### Passage shown
BEGIN
Part 1: The Immediate Mandate - WCAG 2.2 Actionable Updates
WCAG 2.2 is an "add-on" standard, fully backwards-compatible with 2.1. It adds nine new criteria and removes one.
1.1 The Single Removal: 4.1.1 Parsing
Criterion 4.1.1 Parsing has been removed. Modern browsers are now robust enough to handle imperfect code without crashing assistive technologies. For HTML/XML content, this criterion "should be considered as always satisfied," shifting the burden from developer syntax perfection to browser robustness.
1.2 The 4 Critical New Level AA Success Criteria
These are the most impactful updates for design and development teams.
2.4.11 Focus Not Obscured (Minimum) (AA):
- The Rule: When a user tabs to an element, it must not be entirely hidden by other content (like sticky headers, footers, or cookie banners).
- Context: This directly addresses modern layouts where "sticky" elements frequently block keyboard users from seeing where they are.
- Action: Test tab navigation. If a focused item disappears behind a sticky header, use CSS scroll-padding or redesign the overlay.
2.5.7 Dragging Movements (AA):
- The Rule: Any action that involves dragging (e.g., reordering a list, a map slider) must have a "single-pointer" alternative (e.g., a simple click or tap).
END
### Short task 1
Copy word for word the section of the WCAG 2.2 passage that begins with "2.4.11 Focus Not" and ends with "where they are.".
The rows that come next are unrelated to the WCAG 2.2 passage.

### Dataset entries
BEGIN
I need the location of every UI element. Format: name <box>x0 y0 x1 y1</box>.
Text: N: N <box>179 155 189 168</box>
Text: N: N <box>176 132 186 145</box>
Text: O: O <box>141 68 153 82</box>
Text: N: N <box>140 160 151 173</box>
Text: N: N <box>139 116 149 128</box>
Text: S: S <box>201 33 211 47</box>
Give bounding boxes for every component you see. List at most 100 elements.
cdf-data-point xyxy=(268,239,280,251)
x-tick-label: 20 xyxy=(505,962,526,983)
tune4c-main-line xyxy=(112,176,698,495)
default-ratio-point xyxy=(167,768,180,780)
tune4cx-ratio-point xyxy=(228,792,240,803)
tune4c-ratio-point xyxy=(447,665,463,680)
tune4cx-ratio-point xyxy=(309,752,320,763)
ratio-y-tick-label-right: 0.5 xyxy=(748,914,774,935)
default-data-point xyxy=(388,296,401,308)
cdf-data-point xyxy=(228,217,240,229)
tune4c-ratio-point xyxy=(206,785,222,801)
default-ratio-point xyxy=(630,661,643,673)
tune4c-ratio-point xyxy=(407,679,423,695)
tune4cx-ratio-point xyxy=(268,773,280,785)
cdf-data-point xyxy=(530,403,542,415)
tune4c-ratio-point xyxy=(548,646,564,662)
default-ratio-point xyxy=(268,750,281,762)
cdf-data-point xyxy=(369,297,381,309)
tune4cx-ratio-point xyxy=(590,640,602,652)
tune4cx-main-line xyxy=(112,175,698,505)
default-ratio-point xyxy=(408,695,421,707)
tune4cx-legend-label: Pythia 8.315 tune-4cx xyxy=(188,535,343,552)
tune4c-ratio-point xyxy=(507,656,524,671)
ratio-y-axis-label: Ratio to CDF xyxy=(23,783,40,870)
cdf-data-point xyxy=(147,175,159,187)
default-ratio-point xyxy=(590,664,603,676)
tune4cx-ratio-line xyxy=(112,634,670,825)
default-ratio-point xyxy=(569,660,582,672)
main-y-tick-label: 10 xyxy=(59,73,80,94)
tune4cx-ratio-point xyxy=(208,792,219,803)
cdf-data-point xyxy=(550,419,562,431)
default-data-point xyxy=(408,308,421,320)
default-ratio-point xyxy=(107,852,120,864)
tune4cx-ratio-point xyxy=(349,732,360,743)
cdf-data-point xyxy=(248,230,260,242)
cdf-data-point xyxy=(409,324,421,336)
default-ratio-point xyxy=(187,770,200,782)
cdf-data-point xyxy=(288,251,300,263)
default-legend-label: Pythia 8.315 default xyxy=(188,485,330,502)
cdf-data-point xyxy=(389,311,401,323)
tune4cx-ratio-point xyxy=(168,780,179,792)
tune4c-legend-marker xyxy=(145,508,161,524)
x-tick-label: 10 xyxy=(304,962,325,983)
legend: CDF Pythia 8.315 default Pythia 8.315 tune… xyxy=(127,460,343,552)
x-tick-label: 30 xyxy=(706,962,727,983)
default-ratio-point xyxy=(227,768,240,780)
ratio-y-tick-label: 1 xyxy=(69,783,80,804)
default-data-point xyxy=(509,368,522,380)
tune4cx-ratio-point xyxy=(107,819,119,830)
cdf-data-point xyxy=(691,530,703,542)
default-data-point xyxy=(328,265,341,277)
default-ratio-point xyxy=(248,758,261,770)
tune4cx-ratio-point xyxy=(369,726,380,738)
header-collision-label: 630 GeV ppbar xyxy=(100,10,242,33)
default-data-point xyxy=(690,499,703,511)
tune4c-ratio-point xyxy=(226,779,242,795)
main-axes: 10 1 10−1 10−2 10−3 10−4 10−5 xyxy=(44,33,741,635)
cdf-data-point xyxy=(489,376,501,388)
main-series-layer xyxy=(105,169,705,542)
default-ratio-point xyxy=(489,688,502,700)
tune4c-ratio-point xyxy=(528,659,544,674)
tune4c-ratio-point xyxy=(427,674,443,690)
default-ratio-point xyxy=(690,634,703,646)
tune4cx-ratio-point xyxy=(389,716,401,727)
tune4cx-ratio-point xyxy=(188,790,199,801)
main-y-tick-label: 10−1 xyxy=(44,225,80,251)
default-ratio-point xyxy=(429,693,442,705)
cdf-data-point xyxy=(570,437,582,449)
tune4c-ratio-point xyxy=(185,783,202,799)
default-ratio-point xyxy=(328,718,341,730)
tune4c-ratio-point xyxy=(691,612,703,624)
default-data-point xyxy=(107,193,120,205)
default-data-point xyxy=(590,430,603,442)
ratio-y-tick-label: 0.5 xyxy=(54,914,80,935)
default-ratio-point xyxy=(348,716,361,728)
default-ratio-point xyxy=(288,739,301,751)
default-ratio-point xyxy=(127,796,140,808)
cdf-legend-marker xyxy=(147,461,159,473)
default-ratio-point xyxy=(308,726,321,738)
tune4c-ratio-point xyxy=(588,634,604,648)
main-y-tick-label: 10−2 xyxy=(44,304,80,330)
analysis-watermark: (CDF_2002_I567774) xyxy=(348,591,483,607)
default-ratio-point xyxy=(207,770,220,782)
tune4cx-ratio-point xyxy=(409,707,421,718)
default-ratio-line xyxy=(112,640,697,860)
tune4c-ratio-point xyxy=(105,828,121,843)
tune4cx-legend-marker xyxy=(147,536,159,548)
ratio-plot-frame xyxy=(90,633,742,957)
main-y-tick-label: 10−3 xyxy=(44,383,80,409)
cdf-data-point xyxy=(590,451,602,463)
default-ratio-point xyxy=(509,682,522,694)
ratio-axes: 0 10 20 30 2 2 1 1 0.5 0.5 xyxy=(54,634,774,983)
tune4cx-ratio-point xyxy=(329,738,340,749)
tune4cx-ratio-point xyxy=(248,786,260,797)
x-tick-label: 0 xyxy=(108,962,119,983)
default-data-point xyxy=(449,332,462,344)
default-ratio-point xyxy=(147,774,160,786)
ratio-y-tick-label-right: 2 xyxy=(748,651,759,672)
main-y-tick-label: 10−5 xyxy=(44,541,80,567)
END
### Short task 2
Write out the rows verbatim, from the very first row through the row containing "Text: N: N <box>140 160 151 173</box>", including both ends and nothing else.

### Expected output 1
2.4.11 Focus Not Obscured (Minimum) (AA):
- The Rule: When a user tabs to an element, it must not be entirely hidden by other content (like sticky headers, footers, or cookie banners).
- Context: This directly addresses modern layouts where "sticky" elements frequently block keyboard users from seeing where they are.

### Expected output 2
I need the location of every UI element. Format: name <box>x0 y0 x1 y1</box>.
Text: N: N <box>179 155 189 168</box>
Text: N: N <box>176 132 186 145</box>
Text: O: O <box>141 68 153 82</box>
Text: N: N <box>140 160 151 173</box>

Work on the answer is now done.